Stated goal — Extract each line of the data and write it out again exactly.

Supplied records —
begin
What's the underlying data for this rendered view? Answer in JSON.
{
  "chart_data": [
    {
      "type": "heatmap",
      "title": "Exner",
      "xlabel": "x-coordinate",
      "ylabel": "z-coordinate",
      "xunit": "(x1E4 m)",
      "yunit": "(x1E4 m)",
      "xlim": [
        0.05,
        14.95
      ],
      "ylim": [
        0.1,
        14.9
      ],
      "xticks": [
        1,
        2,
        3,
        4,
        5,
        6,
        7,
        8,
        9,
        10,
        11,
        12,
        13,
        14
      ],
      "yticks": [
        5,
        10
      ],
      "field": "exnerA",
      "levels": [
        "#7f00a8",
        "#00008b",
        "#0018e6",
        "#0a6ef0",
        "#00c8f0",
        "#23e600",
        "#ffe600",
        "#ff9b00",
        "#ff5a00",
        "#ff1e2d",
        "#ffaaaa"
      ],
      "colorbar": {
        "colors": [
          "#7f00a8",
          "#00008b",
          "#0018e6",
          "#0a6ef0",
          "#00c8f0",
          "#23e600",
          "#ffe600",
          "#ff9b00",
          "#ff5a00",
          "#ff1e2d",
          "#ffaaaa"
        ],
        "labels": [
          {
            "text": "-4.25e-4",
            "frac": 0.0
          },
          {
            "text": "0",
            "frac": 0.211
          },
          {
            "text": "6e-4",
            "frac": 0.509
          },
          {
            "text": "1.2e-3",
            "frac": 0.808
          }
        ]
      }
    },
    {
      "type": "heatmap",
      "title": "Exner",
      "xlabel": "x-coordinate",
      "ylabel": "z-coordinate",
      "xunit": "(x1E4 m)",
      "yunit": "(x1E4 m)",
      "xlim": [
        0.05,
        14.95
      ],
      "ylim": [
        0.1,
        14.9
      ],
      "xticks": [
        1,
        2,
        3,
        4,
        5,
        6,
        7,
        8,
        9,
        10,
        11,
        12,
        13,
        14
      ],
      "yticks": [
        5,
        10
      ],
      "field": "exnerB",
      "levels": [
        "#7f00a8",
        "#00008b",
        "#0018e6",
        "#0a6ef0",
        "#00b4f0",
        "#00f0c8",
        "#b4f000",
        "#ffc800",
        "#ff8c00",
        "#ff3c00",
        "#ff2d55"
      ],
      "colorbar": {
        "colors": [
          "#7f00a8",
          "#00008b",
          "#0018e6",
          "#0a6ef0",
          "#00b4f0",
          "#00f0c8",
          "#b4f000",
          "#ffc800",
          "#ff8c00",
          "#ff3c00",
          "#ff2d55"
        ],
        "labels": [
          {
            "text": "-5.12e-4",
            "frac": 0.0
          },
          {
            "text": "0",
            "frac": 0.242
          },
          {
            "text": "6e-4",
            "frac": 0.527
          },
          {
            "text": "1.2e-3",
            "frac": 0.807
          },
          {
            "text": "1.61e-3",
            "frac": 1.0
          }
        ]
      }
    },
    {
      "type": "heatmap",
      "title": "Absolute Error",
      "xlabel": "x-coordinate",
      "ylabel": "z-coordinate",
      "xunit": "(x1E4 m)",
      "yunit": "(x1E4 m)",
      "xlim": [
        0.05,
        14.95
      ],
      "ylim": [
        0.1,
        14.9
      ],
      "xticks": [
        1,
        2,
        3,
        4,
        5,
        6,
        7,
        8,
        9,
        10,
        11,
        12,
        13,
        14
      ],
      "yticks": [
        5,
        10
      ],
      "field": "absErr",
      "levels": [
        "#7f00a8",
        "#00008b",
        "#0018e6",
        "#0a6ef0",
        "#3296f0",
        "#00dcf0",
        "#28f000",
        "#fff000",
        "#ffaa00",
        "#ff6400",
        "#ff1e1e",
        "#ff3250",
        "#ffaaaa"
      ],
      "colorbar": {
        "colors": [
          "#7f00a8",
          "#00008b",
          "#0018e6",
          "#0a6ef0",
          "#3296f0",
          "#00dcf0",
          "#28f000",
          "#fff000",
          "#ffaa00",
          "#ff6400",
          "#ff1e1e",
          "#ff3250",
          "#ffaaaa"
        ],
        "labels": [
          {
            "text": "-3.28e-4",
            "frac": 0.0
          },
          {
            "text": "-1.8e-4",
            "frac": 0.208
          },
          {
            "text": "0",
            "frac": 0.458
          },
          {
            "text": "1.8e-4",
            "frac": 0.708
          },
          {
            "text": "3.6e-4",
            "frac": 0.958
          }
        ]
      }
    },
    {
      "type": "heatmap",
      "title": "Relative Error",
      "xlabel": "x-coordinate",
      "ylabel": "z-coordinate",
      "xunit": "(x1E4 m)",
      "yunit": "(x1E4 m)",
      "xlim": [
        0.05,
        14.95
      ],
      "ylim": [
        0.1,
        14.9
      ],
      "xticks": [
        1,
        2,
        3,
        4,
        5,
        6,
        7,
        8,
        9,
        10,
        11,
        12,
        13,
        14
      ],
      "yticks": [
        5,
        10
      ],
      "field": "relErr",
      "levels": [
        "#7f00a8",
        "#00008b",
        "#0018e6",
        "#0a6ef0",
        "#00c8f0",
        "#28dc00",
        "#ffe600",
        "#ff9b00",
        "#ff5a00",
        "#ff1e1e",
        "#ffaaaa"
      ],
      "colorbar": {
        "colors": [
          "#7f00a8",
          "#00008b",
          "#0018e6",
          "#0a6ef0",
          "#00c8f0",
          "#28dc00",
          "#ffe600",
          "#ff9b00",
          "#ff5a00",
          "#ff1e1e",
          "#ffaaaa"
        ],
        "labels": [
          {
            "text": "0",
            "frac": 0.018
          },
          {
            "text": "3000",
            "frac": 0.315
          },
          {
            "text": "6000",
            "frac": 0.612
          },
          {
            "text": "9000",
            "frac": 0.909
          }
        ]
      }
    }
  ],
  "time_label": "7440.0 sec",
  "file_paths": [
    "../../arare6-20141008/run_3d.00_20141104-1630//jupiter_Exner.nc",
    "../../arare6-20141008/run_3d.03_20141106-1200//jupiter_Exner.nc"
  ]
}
end
Task response —
What's the underlying data for this rendered view? Answer in JSON.
{
  "chart_data": [
    {
      "type": "heatmap",
      "title": "Exner",
      "xlabel": "x-coordinate",
      "ylabel": "z-coordinate",
      "xunit": "(x1E4 m)",
      "yunit": "(x1E4 m)",
      "xlim": [
        0.05,
        14.95
      ],
      "ylim": [
        0.1,
        14.9
      ],
      "xticks": [
        1,
        2,
        3,
        4,
        5,
        6,
        7,
        8,
        9,
        10,
        11,
        12,
        13,
        14
      ],
      "yticks": [
        5,
        10
      ],
      "field": "exnerA",
      "levels": [
        "#7f00a8",
        "#00008b",
        "#0018e6",
        "#0a6ef0",
        "#00c8f0",
        "#23e600",
        "#ffe600",
        "#ff9b00",
        "#ff5a00",
        "#ff1e2d",
        "#ffaaaa"
      ],
      "colorbar": {
        "colors": [
          "#7f00a8",
          "#00008b",
          "#0018e6",
          "#0a6ef0",
          "#00c8f0",
          "#23e600",
          "#ffe600",
          "#ff9b00",
          "#ff5a00",
          "#ff1e2d",
          "#ffaaaa"
        ],
        "labels": [
          {
            "text": "-4.25e-4",
            "frac": 0.0
          },
          {
            "text": "0",
            "frac": 0.211
          },
          {
            "text": "6e-4",
            "frac": 0.509
          },
          {
            "text": "1.2e-3",
            "frac": 0.808
          }
        ]
      }
    },
    {
      "type": "heatmap",
      "title": "Exner",
      "xlabel": "x-coordinate",
      "ylabel": "z-coordinate",
      "xunit": "(x1E4 m)",
      "yunit": "(x1E4 m)",
      "xlim": [
        0.05,
        14.95
      ],
      "ylim": [
        0.1,
        14.9
      ],
      "xticks": [
        1,
        2,
        3,
        4,
        5,
        6,
        7,
        8,
        9,
        10,
        11,
        12,
        13,
        14
      ],
      "yticks": [
        5,
        10
      ],
      "field": "exnerB",
      "levels": [
        "#7f00a8",
        "#00008b",
        "#0018e6",
        "#0a6ef0",
        "#00b4f0",
        "#00f0c8",
        "#b4f000",
        "#ffc800",
        "#ff8c00",
        "#ff3c00",
        "#ff2d55"
      ],
      "colorbar": {
        "colors": [
          "#7f00a8",
          "#00008b",
          "#0018e6",
          "#0a6ef0",
          "#00b4f0",
          "#00f0c8",
          "#b4f000",
          "#ffc800",
          "#ff8c00",
          "#ff3c00",
          "#ff2d55"
        ],
        "labels": [
          {
            "text": "-5.12e-4",
            "frac": 0.0
          },
          {
            "text": "0",
            "frac": 0.242
          },
          {
            "text": "6e-4",
            "frac": 0.527
          },
          {
            "text": "1.2e-3",
            "frac": 0.807
          },
          {
            "text": "1.61e-3",
            "frac": 1.0
          }
        ]
      }
    },
    {
      "type": "heatmap",
      "title": "Absolute Error",
      "xlabel": "x-coordinate",
      "ylabel": "z-coordinate",
      "xunit": "(x1E4 m)",
      "yunit": "(x1E4 m)",
      "xlim": [
        0.05,
        14.95
      ],
      "ylim": [
        0.1,
        14.9
      ],
      "xticks": [
        1,
        2,
        3,
        4,
        5,
        6,
        7,
        8,
        9,
        10,
        11,
        12,
        13,
        14
      ],
      "yticks": [
        5,
        10
      ],
      "field": "absErr",
      "levels": [
        "#7f00a8",
        "#00008b",
        "#0018e6",
        "#0a6ef0",
        "#3296f0",
        "#00dcf0",
        "#28f000",
        "#fff000",
        "#ffaa00",
        "#ff6400",
        "#ff1e1e",
        "#ff3250",
        "#ffaaaa"
      ],
      "colorbar": {
        "colors": [
          "#7f00a8",
          "#00008b",
          "#0018e6",
          "#0a6ef0",
          "#3296f0",
          "#00dcf0",
          "#28f000",
          "#fff000",
          "#ffaa00",
          "#ff6400",
          "#ff1e1e",
          "#ff3250",
          "#ffaaaa"
        ],
        "labels": [
          {
            "text": "-3.28e-4",
            "frac": 0.0
          },
          {
            "text": "-1.8e-4",
            "frac": 0.208
          },
          {
            "text": "0",
            "frac": 0.458
          },
          {
            "text": "1.8e-4",
            "frac": 0.708
          },
          {
            "text": "3.6e-4",
            "frac": 0.958
          }
        ]
      }
    },
    {
      "type": "heatmap",
      "title": "Relative Error",
      "xlabel": "x-coordinate",
      "ylabel": "z-coordinate",
      "xunit": "(x1E4 m)",
      "yunit": "(x1E4 m)",
      "xlim": [
        0.05,
        14.95
      ],
      "ylim": [
        0.1,
        14.9
      ],
      "xticks": [
        1,
        2,
        3,
        4,
        5,
        6,
        7,
        8,
        9,
        10,
        11,
        12,
        13,
        14
      ],
      "yticks": [
        5,
        10
      ],
      "field": "relErr",
      "levels": [
        "#7f00a8",
        "#00008b",
        "#0018e6",
        "#0a6ef0",
        "#00c8f0",
        "#28dc00",
        "#ffe600",
        "#ff9b00",
        "#ff5a00",
        "#ff1e1e",
        "#ffaaaa"
      ],
      "colorbar": {
        "colors": [
          "#7f00a8",
          "#00008b",
          "#0018e6",
          "#0a6ef0",
          "#00c8f0",
          "#28dc00",
          "#ffe600",
          "#ff9b00",
          "#ff5a00",
          "#ff1e1e",
          "#ffaaaa"
        ],
        "labels": [
          {
            "text": "0",
            "frac": 0.018
          },
          {
            "text": "3000",
            "frac": 0.315
          },
          {
            "text": "6000",
            "frac": 0.612
          },
          {
            "text": "9000",
            "frac": 0.909
          }
        ]
      }
    }
  ],
  "time_label": "7440.0 sec",
  "file_paths": [
    "../../arare6-20141008/run_3d.00_20141104-1630//jupiter_Exner.nc",
    "../../arare6-20141008/run_3d.03_20141106-1200//jupiter_Exner.nc"
  ]
}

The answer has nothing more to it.